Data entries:
● ● ● ● ● ● ●
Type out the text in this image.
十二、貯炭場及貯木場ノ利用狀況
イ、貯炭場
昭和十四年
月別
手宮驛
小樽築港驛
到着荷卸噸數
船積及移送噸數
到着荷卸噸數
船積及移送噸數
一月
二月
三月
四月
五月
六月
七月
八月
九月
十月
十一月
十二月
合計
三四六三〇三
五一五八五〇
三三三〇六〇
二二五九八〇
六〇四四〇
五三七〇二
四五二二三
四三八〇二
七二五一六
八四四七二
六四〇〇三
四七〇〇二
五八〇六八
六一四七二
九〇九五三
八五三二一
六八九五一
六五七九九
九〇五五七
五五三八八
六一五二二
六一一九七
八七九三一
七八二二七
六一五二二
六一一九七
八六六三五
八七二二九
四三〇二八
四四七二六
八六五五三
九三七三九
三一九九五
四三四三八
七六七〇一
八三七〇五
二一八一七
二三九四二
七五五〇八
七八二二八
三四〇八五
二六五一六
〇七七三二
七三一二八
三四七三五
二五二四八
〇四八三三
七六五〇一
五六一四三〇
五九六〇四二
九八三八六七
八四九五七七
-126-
● ● ● ● ● ● ●
◆ What you are asked to do: Each entry above is to be set down again in exactly the same words.

◆ Written answer:
Type out the text in this image.
十二、貯炭場及貯木場ノ利用狀況
イ、貯炭場
昭和十四年
月別
手宮驛
小樽築港驛
到着荷卸噸數
船積及移送噸數
到着荷卸噸數
船積及移送噸數
一月
二月
三月
四月
五月
六月
七月
八月
九月
十月
十一月
十二月
合計
三四六三〇三
五一五八五〇
三三三〇六〇
二二五九八〇
六〇四四〇
五三七〇二
四五二二三
四三八〇二
七二五一六
八四四七二
六四〇〇三
四七〇〇二
五八〇六八
六一四七二
九〇九五三
八五三二一
六八九五一
六五七九九
九〇五五七
五五三八八
六一五二二
六一一九七
八七九三一
七八二二七
六一五二二
六一一九七
八六六三五
八七二二九
四三〇二八
四四七二六
八六五五三
九三七三九
三一九九五
四三四三八
七六七〇一
八三七〇五
二一八一七
二三九四二
七五五〇八
七八二二八
三四〇八五
二六五一六
〇七七三二
七三一二八
三四七三五
二五二四八
〇四八三三
七六五〇一
五六一四三〇
五九六〇四二
九八三八六七
八四九五七七
-126-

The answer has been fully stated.